• EXERCISE:
Search the records for the word "para" and pick out every line that has it.

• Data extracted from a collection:
>>

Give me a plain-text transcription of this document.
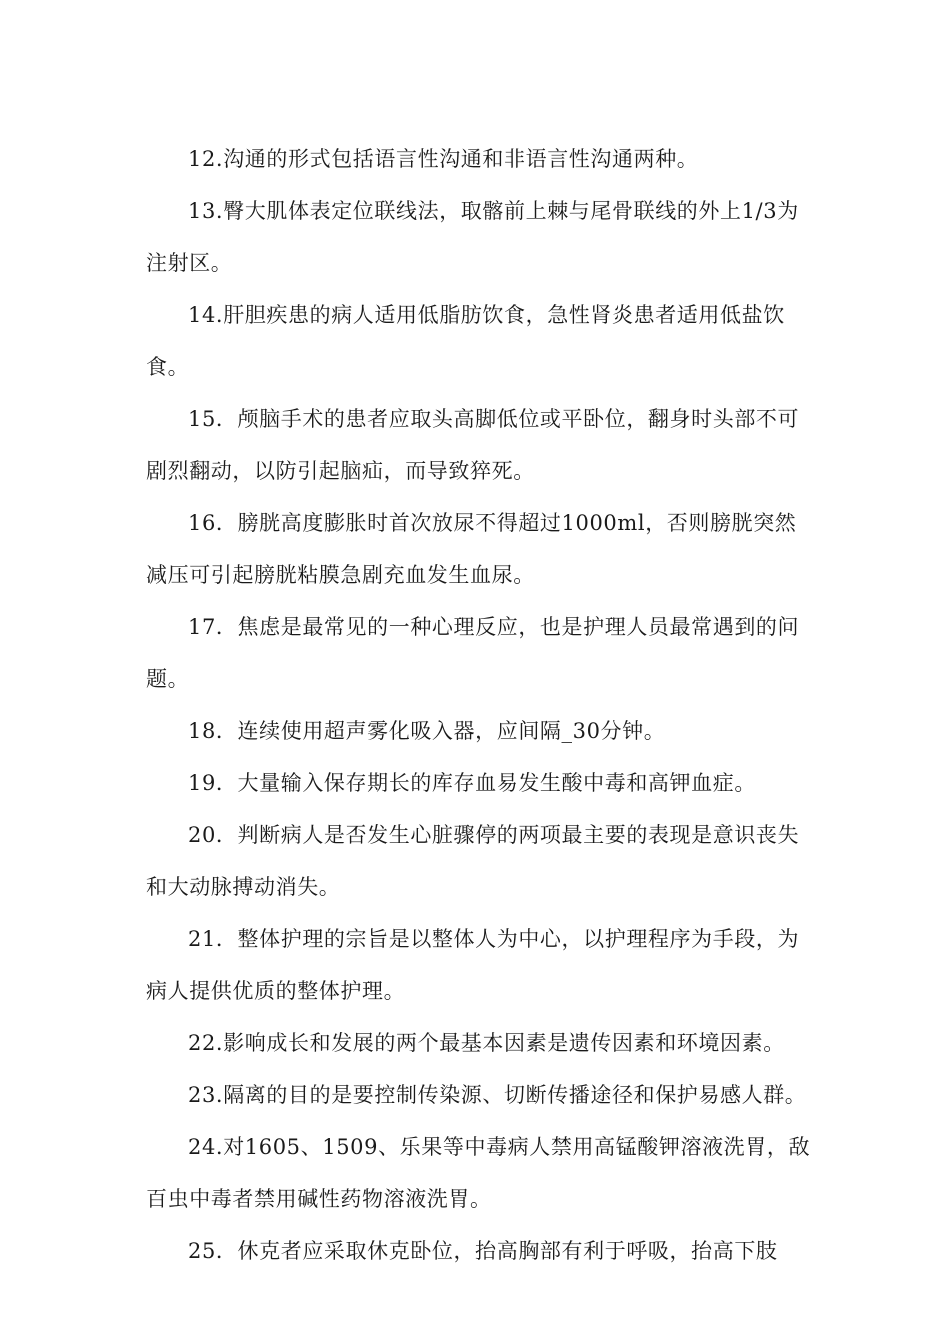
12.沟通的形式包括语言性沟通和非语言性沟通两种。

13.臀大肌体表定位联线法，取髂前上棘与尾骨联线的外上1/3为注射区。

14.肝胆疾患的病人适用低脂肪饮食，急性肾炎患者适用低盐饮食。

15．颅脑手术的患者应取头高脚低位或平卧位，翻身时头部不可剧烈翻动，以防引起脑疝，而导致猝死。

16．膀胱高度膨胀时首次放尿不得超过1000ml，否则膀胱突然减压可引起膀胱粘膜急剧充血发生血尿。

17．焦虑是最常见的一种心理反应，也是护理人员最常遇到的问题。

18．连续使用超声雾化吸入器，应间隔_30分钟。

19．大量输入保存期长的库存血易发生酸中毒和高钾血症。

20．判断病人是否发生心脏骤停的两项最主要的表现是意识丧失和大动脉搏动消失。

21．整体护理的宗旨是以整体人为中心，以护理程序为手段，为病人提供优质的整体护理。

22.影响成长和发展的两个最基本因素是遗传因素和环境因素。

23.隔离的目的是要控制传染源、切断传播途径和保护易感人群。

24.对1605、1509、乐果等中毒病人禁用高锰酸钾溶液洗胃，敌百虫中毒者禁用碱性药物溶液洗胃。

25．休克者应采取休克卧位，抬高胸部有利于呼吸，抬高下肢
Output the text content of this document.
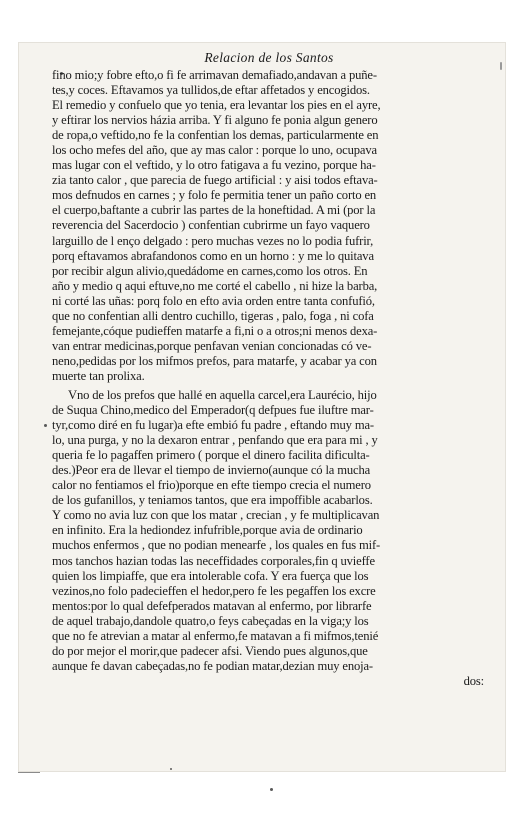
Relacion de los Santos
fino mio;y fobre efto,o fi fe arrimavan demafiado,andavan a puñe-
tes,y coces. Eftavamos ya tullidos,de eftar affetados y encogidos.
El remedio y confuelo que yo tenia, era levantar los pies en el ayre,
y eftirar los nervios házia arriba. Y fi alguno fe ponia algun genero
de ropa,o veftido,no fe la confentian los demas, particularmente en
los ocho mefes del año, que ay mas calor : porque lo uno, ocupava
mas lugar con el veftido, y lo otro fatigava a fu vezino, porque ha-
zia tanto calor , que parecia de fuego artificial : y aisi todos eftava-
mos defnudos en carnes ; y folo fe permitia tener un paño corto en
el cuerpo,baftante a cubrir las partes de la honeftidad. A mi (por la
reverencia del Sacerdocio ) confentian cubrirme un fayo vaquero
larguillo de l enço delgado : pero muchas vezes no lo podia fufrir,
porq eftavamos abrafandonos como en un horno : y me lo quitava
por recibir algun alivio,quedádome en carnes,como los otros. En
año y medio q aqui eftuve,no me corté el cabello , ni hize la barba,
ni corté las uñas: porq folo en efto avia orden entre tanta confufió,
que no confentian alli dentro cuchillo, tigeras , palo, foga , ni cofa
femejante,cóque pudieffen matarfe a fi,ni o a otros;ni menos dexa-
van entrar medicinas,porque penfavan venian concionadas có ve-
neno,pedidas por los mifmos prefos, para matarfe, y acabar ya con
muerte tan prolixa.
Vno de los prefos que hallé en aquella carcel,era Laurécio, hijo
de Suqua Chino,medico del Emperador(q defpues fue iluftre mar-
tyr,como diré en fu lugar)a efte embió fu padre , eftando muy ma-
lo, una purga, y no la dexaron entrar , penfando que era para mi , y
queria fe lo pagaffen primero ( porque el dinero facilita dificulta-
des.)Peor era de llevar el tiempo de invierno(aunque có la mucha
calor no fentiamos el frio)porque en efte tiempo crecia el numero
de los gufanillos, y teniamos tantos, que era impoffible acabarlos.
Y como no avia luz con que los matar , crecian , y fe multiplicavan
en infinito. Era la hediondez infufrible,porque avia de ordinario
muchos enfermos , que no podian menearfe , los quales en fus mif-
mos tanchos hazian todas las neceffidades corporales,fin q uvieffe
quien los limpiaffe, que era intolerable cofa. Y era fuerça que los
vezinos,no folo padecieffen el hedor,pero fe les pegaffen los excre
mentos:por lo qual defefperados matavan al enfermo, por librarfe
de aquel trabajo,dandole quatro,o feys cabeçadas en la viga;y los
que no fe atrevian a matar al enfermo,fe matavan a fi mifmos,tenié
do por mejor el morir,que padecer afsi. Viendo pues algunos,que
aunque fe davan cabeçadas,no fe podian matar,dezian muy enoja-
dos:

<<

• COMPLETED EXERCISE:
neno,pedidas por los mifmos prefos, para matarfe, y acabar ya con
lo, una purga, y no la dexaron entrar , penfando que era para mi , y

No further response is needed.